### Directive:
Work out how many lines hold the string "grid". Give that number and nothing more.

### Stored entries:
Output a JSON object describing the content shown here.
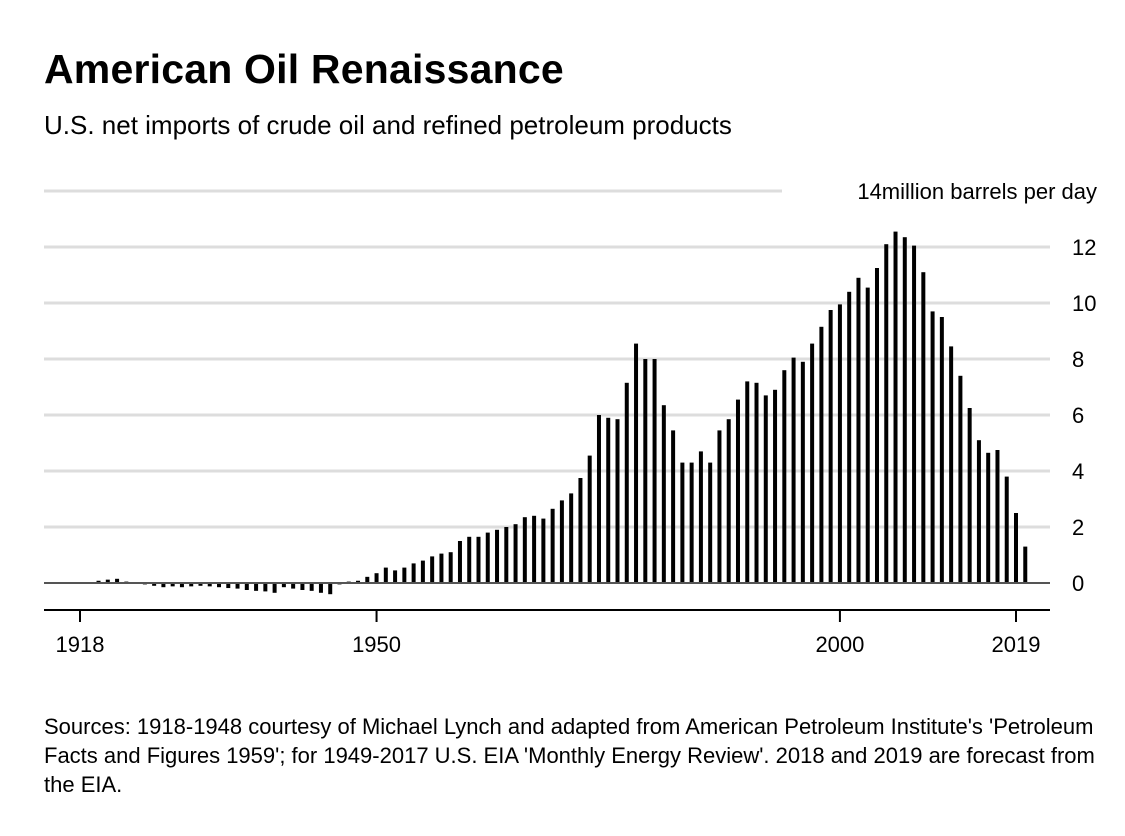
{
  "header": {
    "title": "American Oil Renaissance",
    "subtitle": "U.S. net imports of crude oil and refined petroleum products"
  },
  "footer": {
    "source": "Sources: 1918-1948 courtesy of Michael Lynch and adapted from American Petroleum Institute's 'Petroleum Facts and Figures 1959'; for 1949-2017 U.S. EIA 'Monthly Energy Review'. 2018 and 2019 are forecast from the EIA."
  },
  "colors": {
    "bar": "#000000",
    "grid": "#dddddd",
    "axis": "#555555",
    "text": "#000000"
  },
  "chart_data": {
    "type": "bar",
    "title": "American Oil Renaissance",
    "subtitle": "U.S. net imports of crude oil and refined petroleum products",
    "ylabel": "14million barrels per day",
    "unit_label": "14million barrels per day",
    "ylim": [
      -0.3,
      14
    ],
    "yticks": [
      0,
      2,
      4,
      6,
      8,
      10,
      12
    ],
    "yticks_labels": [
      "0",
      "2",
      "4",
      "6",
      "8",
      "10",
      "12"
    ],
    "xticks": [
      "1918",
      "1950",
      "2000",
      "2019"
    ],
    "xlim": [
      1918,
      2019
    ],
    "grid": true,
    "x_start": 1918,
    "x_end": 2019,
    "values": [
      0.02,
      0.03,
      0.08,
      0.12,
      0.15,
      0.05,
      0.03,
      -0.05,
      -0.1,
      -0.15,
      -0.12,
      -0.15,
      -0.12,
      -0.1,
      -0.12,
      -0.15,
      -0.18,
      -0.2,
      -0.25,
      -0.28,
      -0.3,
      -0.35,
      -0.15,
      -0.2,
      -0.25,
      -0.28,
      -0.35,
      -0.4,
      -0.05,
      0.05,
      0.08,
      0.22,
      0.35,
      0.55,
      0.45,
      0.55,
      0.7,
      0.8,
      0.95,
      1.05,
      1.1,
      1.5,
      1.65,
      1.65,
      1.8,
      1.9,
      2.0,
      2.1,
      2.35,
      2.4,
      2.3,
      2.65,
      2.95,
      3.2,
      3.75,
      4.55,
      6.0,
      5.9,
      5.85,
      7.15,
      8.55,
      8.0,
      8.0,
      6.35,
      5.45,
      4.3,
      4.3,
      4.7,
      4.3,
      5.45,
      5.85,
      6.55,
      7.2,
      7.15,
      6.7,
      6.9,
      7.6,
      8.05,
      7.9,
      8.55,
      9.15,
      9.75,
      9.95,
      10.4,
      10.9,
      10.55,
      11.25,
      12.1,
      12.55,
      12.35,
      12.05,
      11.1,
      9.7,
      9.5,
      8.45,
      7.4,
      6.25,
      5.1,
      4.65,
      4.75,
      3.8,
      2.5,
      1.3
    ]
  }
}
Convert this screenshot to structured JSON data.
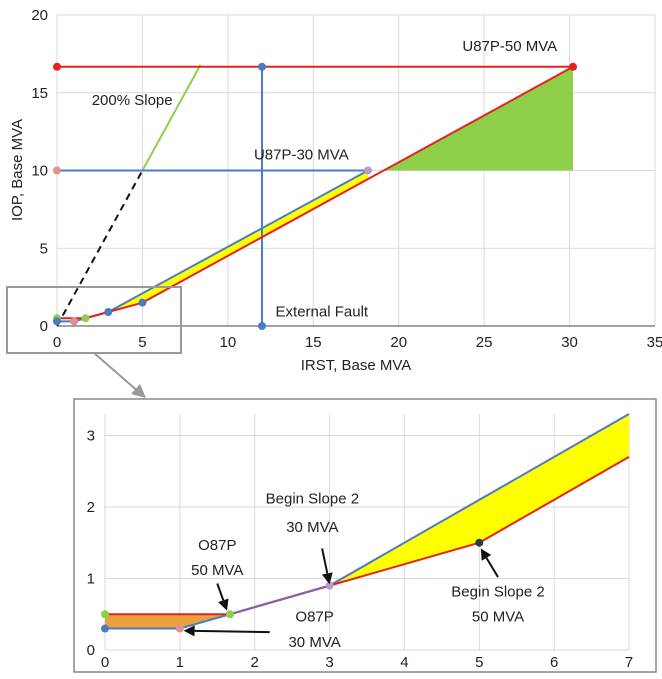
{
  "chart_data": [
    {
      "type": "line",
      "xlabel": "IRST, Base MVA",
      "ylabel": "IOP, Base MVA",
      "xlim": [
        0,
        35
      ],
      "ylim": [
        0,
        20
      ],
      "xticks": [
        "0",
        "5",
        "10",
        "15",
        "20",
        "25",
        "30",
        "35"
      ],
      "yticks": [
        "0",
        "5",
        "10",
        "15",
        "20"
      ],
      "grid": true,
      "series": [
        {
          "key": "red_30",
          "color": "#e8201e",
          "x": [
            0,
            1,
            1.67,
            5,
            30.2
          ],
          "y": [
            0.5,
            0.5,
            0.5,
            1.5,
            16.67
          ]
        },
        {
          "key": "blue_30",
          "color": "#4a7bc4",
          "x": [
            0,
            1,
            3,
            18.2
          ],
          "y": [
            0.3,
            0.3,
            0.9,
            10
          ]
        },
        {
          "key": "u50_line",
          "color": "#e8201e",
          "x": [
            0,
            30.2
          ],
          "y": [
            16.67,
            16.67
          ]
        },
        {
          "key": "u30_line",
          "color": "#4a7bc4",
          "x": [
            0,
            18.2
          ],
          "y": [
            10,
            10
          ]
        },
        {
          "key": "ext_fault",
          "color": "#4a7bc4",
          "x": [
            12,
            12
          ],
          "y": [
            0,
            16.67
          ]
        },
        {
          "key": "slope200",
          "color": "#8ecf4a",
          "x": [
            5,
            8.4
          ],
          "y": [
            10,
            16.8
          ]
        },
        {
          "key": "slope_dashed",
          "color": "#111111",
          "x": [
            0,
            5
          ],
          "y": [
            0,
            10
          ]
        }
      ],
      "fills": [
        {
          "key": "yellow",
          "color": "#ffff00",
          "upper": "blue",
          "lower": "red",
          "x_range": [
            3,
            18.2
          ]
        },
        {
          "key": "green",
          "color": "#8ecf4a",
          "polygon_x": [
            19.2,
            30.2,
            30.2
          ],
          "polygon_y": [
            10,
            10,
            16.67
          ]
        }
      ],
      "points": [
        {
          "x": 0,
          "y": 16.67,
          "color": "#e8201e"
        },
        {
          "x": 30.2,
          "y": 16.67,
          "color": "#e8201e"
        },
        {
          "x": 12,
          "y": 16.67,
          "color": "#4a7bc4"
        },
        {
          "x": 12,
          "y": 0,
          "color": "#4a7bc4"
        },
        {
          "x": 0,
          "y": 10,
          "color": "#e09090"
        },
        {
          "x": 18.2,
          "y": 10,
          "color": "#b89ad0"
        },
        {
          "x": 0,
          "y": 0.5,
          "color": "#8ecf4a"
        },
        {
          "x": 0,
          "y": 0.3,
          "color": "#4a7bc4"
        },
        {
          "x": 1,
          "y": 0.3,
          "color": "#e09090"
        },
        {
          "x": 1.67,
          "y": 0.5,
          "color": "#8ecf4a"
        },
        {
          "x": 3,
          "y": 0.9,
          "color": "#4a7bc4"
        },
        {
          "x": 5,
          "y": 1.5,
          "color": "#4a7bc4"
        }
      ],
      "annotations": [
        {
          "text": "U87P-50 MVA",
          "x": 26.5,
          "y": 17.7
        },
        {
          "text": "200% Slope",
          "x": 4.4,
          "y": 14.2
        },
        {
          "text": "U87P-30 MVA",
          "x": 14.3,
          "y": 10.7
        },
        {
          "text": "External Fault",
          "x": 15.5,
          "y": 0.6
        }
      ]
    },
    {
      "type": "line",
      "xlim": [
        0,
        7
      ],
      "ylim": [
        0,
        3.3
      ],
      "xticks": [
        "0",
        "1",
        "2",
        "3",
        "4",
        "5",
        "6",
        "7"
      ],
      "yticks": [
        "0",
        "1",
        "2",
        "3"
      ],
      "grid": true,
      "series": [
        {
          "key": "red_50",
          "color": "#e8201e",
          "x": [
            0,
            1,
            1.67,
            3,
            5,
            7
          ],
          "y": [
            0.5,
            0.5,
            0.5,
            0.9,
            1.5,
            2.7
          ]
        },
        {
          "key": "blue_30",
          "color": "#4a7bc4",
          "x": [
            0,
            1,
            1.67,
            3,
            7
          ],
          "y": [
            0.3,
            0.3,
            0.5,
            0.9,
            3.3
          ]
        },
        {
          "key": "purple_ov",
          "color": "#8a5fb0",
          "x": [
            1.67,
            3
          ],
          "y": [
            0.5,
            0.9
          ]
        }
      ],
      "fills": [
        {
          "key": "orange",
          "color": "#e8a040",
          "polygon_x": [
            0,
            1.67,
            1,
            0
          ],
          "polygon_y": [
            0.5,
            0.5,
            0.3,
            0.3
          ]
        },
        {
          "key": "yellow",
          "color": "#ffff00",
          "polygon_x": [
            3,
            7,
            7,
            5
          ],
          "polygon_y": [
            0.9,
            3.3,
            2.7,
            1.5
          ]
        }
      ],
      "points": [
        {
          "x": 0,
          "y": 0.5,
          "color": "#8ecf4a"
        },
        {
          "x": 0,
          "y": 0.3,
          "color": "#4a7bc4"
        },
        {
          "x": 1,
          "y": 0.3,
          "color": "#e09090"
        },
        {
          "x": 1.67,
          "y": 0.5,
          "color": "#8ecf4a"
        },
        {
          "x": 3,
          "y": 0.9,
          "color": "#b89ad0"
        },
        {
          "x": 5,
          "y": 1.5,
          "color": "#2a3a4a"
        }
      ],
      "annotations": [
        {
          "text": "Begin Slope 2",
          "x": 2.77,
          "y": 2.05,
          "anchor": "middle"
        },
        {
          "text": "30 MVA",
          "x": 2.77,
          "y": 1.65,
          "anchor": "middle"
        },
        {
          "text": "O87P",
          "x": 1.5,
          "y": 1.4,
          "anchor": "middle"
        },
        {
          "text": "50 MVA",
          "x": 1.5,
          "y": 1.05,
          "anchor": "middle"
        },
        {
          "text": "O87P",
          "x": 2.8,
          "y": 0.4,
          "anchor": "middle"
        },
        {
          "text": "30 MVA",
          "x": 2.8,
          "y": 0.04,
          "anchor": "middle"
        },
        {
          "text": "Begin Slope 2",
          "x": 5.25,
          "y": 0.75,
          "anchor": "middle"
        },
        {
          "text": "50 MVA",
          "x": 5.25,
          "y": 0.4,
          "anchor": "middle"
        }
      ],
      "arrows": [
        {
          "from_x": 2.9,
          "from_y": 1.42,
          "to_x": 3.0,
          "to_y": 0.92
        },
        {
          "from_x": 1.5,
          "from_y": 0.93,
          "to_x": 1.63,
          "to_y": 0.55
        },
        {
          "from_x": 2.2,
          "from_y": 0.25,
          "to_x": 1.05,
          "to_y": 0.27
        },
        {
          "from_x": 5.25,
          "from_y": 1.02,
          "to_x": 5.02,
          "to_y": 1.42
        }
      ]
    }
  ]
}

### Task result:
4